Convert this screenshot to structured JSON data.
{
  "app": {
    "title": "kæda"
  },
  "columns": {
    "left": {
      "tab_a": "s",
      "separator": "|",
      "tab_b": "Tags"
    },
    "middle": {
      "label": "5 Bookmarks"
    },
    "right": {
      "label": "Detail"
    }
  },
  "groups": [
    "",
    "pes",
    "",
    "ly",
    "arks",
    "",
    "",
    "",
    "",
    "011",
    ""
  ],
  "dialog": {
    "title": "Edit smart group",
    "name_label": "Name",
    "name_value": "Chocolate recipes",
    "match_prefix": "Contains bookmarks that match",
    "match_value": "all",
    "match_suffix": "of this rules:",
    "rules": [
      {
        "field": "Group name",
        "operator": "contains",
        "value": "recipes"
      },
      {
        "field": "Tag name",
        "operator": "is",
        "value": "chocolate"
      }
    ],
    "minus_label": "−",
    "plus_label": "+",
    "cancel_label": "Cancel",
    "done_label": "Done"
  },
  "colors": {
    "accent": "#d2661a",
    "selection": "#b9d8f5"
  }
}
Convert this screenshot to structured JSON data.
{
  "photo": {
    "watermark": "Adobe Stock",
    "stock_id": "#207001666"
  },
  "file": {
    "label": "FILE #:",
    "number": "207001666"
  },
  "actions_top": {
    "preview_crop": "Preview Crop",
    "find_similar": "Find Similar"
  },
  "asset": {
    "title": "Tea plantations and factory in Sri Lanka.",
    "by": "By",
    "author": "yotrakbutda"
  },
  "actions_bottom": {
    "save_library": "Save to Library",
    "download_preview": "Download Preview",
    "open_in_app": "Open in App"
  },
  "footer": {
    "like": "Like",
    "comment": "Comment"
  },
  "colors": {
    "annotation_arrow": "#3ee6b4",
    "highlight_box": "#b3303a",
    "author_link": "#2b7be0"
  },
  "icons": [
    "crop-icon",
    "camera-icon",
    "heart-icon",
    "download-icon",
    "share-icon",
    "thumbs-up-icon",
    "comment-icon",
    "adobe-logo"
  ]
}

------------

WHAT TO DO:
Of the lines in this material, state how many hold the string "recipes". Write no other words.

RESULT:
2